TASK TO CARRY OUT: Select and copy out every line in the records containing "месяца".

DATA IN THIS EXERCISE:
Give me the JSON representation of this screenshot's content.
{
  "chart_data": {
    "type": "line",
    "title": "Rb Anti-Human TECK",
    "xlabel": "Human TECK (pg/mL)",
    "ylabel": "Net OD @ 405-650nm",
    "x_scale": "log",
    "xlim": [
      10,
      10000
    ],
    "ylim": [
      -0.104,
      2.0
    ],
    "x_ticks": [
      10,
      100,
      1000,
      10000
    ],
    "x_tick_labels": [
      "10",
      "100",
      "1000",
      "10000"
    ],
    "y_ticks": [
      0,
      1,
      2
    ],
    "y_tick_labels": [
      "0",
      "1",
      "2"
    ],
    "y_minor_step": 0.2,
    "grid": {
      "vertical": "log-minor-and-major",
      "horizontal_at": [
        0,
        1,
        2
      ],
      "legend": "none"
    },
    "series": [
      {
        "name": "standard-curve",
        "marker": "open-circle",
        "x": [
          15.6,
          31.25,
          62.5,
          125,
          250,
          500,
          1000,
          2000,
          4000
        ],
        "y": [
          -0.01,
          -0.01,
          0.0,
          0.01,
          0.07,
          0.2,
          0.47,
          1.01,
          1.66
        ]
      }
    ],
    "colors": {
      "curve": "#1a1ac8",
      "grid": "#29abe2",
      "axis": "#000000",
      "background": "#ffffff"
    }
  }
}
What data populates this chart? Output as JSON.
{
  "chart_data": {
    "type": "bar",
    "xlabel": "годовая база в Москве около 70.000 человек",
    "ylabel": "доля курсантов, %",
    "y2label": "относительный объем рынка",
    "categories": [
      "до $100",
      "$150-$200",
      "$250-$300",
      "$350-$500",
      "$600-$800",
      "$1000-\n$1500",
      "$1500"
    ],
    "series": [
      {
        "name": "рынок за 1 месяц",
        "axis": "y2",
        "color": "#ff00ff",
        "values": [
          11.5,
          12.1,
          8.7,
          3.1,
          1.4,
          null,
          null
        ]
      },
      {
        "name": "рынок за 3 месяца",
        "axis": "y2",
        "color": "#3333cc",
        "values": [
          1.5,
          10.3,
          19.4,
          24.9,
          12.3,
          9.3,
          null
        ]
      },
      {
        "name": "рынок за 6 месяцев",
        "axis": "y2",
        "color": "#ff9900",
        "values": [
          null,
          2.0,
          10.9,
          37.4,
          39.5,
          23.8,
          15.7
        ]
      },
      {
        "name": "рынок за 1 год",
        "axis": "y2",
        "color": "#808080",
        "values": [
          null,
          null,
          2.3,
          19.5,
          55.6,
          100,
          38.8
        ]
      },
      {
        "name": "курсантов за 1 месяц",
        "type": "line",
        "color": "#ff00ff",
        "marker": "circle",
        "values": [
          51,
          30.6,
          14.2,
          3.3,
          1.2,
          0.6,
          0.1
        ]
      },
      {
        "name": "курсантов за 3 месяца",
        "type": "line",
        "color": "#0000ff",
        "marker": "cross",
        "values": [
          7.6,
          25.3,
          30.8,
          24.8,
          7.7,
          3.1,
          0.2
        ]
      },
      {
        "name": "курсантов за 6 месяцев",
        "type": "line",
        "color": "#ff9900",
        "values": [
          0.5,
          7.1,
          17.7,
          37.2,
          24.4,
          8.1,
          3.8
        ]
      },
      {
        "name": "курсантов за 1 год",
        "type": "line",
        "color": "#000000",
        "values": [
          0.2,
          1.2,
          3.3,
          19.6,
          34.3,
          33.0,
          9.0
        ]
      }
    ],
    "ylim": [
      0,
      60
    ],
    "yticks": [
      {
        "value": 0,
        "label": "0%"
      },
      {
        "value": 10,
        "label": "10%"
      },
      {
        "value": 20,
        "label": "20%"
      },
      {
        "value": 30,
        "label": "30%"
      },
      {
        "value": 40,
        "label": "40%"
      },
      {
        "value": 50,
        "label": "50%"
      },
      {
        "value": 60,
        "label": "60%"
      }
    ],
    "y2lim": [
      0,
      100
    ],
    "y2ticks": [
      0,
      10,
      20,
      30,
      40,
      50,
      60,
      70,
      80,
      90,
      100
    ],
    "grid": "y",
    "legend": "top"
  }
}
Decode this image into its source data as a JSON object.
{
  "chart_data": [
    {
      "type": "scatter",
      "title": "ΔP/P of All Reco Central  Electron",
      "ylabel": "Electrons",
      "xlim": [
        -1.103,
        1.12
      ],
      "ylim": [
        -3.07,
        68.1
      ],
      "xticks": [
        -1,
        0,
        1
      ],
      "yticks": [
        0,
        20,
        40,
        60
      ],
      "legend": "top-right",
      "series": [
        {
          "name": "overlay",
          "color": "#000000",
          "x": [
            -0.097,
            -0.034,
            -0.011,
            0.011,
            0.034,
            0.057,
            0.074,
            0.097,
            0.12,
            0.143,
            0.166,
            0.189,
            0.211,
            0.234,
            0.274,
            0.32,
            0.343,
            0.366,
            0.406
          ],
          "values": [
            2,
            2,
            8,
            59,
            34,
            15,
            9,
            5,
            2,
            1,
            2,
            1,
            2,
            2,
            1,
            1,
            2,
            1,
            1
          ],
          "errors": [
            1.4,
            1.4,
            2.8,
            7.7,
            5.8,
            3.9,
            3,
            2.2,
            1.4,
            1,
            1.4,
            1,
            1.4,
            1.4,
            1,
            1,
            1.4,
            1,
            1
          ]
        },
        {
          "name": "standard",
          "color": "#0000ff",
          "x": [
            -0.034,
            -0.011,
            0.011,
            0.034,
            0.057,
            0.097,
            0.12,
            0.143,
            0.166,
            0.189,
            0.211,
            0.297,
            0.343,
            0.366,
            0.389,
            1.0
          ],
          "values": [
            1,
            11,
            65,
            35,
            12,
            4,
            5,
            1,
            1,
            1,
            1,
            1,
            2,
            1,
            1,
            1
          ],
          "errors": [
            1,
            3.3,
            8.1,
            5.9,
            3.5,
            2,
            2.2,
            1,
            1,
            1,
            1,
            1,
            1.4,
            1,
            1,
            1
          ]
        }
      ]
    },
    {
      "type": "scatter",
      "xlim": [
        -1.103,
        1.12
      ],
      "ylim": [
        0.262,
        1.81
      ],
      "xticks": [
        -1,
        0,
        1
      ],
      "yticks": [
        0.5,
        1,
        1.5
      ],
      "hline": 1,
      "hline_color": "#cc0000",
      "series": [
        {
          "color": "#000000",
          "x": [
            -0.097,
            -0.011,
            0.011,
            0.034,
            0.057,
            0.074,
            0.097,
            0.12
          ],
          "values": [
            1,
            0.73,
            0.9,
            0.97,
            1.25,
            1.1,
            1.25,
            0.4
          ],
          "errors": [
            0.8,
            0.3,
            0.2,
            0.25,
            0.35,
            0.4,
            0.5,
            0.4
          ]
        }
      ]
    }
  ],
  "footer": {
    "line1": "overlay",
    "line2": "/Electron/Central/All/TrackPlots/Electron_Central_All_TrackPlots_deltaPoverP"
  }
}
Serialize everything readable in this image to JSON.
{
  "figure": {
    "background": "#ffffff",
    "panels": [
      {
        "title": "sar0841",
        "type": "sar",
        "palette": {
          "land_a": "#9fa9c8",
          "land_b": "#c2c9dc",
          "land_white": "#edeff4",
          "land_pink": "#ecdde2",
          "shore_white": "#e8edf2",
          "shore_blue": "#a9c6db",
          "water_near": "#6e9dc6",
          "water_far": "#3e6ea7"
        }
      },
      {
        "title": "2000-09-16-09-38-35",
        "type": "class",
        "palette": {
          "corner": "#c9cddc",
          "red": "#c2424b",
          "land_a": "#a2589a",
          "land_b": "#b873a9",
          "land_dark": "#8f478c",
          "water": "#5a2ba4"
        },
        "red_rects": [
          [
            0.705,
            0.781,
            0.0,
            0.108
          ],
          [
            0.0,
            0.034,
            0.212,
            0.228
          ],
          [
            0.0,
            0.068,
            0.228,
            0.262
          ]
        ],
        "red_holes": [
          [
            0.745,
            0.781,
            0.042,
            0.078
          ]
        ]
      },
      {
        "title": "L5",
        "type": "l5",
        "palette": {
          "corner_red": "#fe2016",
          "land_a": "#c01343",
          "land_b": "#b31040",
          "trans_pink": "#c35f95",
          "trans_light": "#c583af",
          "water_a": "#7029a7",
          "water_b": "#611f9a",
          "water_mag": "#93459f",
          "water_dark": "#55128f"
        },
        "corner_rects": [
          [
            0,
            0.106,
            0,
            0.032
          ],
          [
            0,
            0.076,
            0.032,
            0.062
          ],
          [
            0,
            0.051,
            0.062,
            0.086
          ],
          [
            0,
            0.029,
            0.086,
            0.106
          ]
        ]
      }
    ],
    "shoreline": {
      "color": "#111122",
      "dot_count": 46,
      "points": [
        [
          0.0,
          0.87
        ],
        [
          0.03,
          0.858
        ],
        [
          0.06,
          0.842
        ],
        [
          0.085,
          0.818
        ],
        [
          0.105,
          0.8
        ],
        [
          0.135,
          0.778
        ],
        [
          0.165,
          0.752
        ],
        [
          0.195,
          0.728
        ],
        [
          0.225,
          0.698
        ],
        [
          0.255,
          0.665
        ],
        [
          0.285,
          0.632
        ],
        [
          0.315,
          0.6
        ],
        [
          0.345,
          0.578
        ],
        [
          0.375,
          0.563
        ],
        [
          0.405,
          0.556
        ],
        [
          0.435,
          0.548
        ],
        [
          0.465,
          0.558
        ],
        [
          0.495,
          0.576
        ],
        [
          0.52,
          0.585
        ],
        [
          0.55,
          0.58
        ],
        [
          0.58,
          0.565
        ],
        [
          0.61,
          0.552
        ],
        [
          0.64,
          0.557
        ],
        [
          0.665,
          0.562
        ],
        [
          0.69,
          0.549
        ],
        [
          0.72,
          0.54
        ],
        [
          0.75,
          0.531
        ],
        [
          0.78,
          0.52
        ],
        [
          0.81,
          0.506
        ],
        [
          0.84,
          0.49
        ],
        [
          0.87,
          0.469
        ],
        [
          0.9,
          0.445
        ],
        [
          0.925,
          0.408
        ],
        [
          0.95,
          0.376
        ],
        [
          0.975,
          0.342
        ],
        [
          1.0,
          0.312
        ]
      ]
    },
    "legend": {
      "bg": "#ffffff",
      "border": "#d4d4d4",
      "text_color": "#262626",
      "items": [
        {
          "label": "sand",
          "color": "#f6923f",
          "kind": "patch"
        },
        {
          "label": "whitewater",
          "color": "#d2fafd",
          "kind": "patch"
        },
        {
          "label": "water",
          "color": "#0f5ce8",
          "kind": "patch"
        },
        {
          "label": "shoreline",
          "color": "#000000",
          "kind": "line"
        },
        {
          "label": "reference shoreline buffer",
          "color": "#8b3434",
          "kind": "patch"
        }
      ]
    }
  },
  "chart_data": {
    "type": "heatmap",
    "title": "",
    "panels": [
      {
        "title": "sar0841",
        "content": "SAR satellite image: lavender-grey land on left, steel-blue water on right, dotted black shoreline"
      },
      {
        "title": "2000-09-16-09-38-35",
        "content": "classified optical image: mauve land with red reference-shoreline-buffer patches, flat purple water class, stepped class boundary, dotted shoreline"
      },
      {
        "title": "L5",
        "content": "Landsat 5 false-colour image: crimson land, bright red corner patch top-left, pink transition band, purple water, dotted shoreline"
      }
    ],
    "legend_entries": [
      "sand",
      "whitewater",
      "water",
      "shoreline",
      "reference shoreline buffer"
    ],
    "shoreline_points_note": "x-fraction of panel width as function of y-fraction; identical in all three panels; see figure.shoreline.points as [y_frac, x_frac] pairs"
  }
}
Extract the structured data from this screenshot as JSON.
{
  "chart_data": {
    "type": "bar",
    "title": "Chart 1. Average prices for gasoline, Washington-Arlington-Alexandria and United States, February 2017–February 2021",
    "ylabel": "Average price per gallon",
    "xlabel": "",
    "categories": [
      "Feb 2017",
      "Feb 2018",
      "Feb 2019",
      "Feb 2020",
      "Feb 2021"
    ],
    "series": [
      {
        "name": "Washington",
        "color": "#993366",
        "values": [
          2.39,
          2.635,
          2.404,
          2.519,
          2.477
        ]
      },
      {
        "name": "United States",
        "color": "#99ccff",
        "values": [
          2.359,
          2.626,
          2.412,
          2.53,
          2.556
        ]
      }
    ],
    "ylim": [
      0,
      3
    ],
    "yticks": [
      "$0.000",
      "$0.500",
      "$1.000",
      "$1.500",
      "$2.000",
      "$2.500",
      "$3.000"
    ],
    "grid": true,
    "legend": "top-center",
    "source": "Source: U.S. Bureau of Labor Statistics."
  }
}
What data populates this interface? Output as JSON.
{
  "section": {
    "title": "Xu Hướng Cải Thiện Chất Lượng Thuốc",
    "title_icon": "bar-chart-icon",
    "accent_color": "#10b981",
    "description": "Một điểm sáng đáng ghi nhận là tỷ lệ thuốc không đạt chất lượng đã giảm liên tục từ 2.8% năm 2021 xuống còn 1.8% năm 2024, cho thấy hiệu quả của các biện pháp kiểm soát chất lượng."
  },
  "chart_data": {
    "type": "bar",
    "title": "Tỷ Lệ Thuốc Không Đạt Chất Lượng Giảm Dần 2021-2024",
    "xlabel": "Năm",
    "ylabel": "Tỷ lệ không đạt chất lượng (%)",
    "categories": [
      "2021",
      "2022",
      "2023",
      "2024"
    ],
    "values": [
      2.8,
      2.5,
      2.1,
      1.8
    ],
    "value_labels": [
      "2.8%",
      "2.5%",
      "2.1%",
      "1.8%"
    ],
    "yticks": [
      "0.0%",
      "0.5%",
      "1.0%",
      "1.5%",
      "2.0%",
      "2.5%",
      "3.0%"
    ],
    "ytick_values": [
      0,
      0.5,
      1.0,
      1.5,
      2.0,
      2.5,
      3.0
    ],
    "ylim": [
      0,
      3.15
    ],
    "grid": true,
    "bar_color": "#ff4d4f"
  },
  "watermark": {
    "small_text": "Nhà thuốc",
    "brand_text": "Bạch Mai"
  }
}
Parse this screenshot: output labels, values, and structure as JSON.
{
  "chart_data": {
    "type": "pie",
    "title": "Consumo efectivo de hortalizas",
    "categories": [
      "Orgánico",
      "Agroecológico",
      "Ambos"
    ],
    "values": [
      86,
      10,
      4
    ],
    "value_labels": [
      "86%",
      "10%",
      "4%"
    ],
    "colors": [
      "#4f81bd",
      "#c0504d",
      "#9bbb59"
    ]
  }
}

TASK OUTPUT:
        "name": "рынок за 3 месяца",
        "name": "курсантов за 3 месяца",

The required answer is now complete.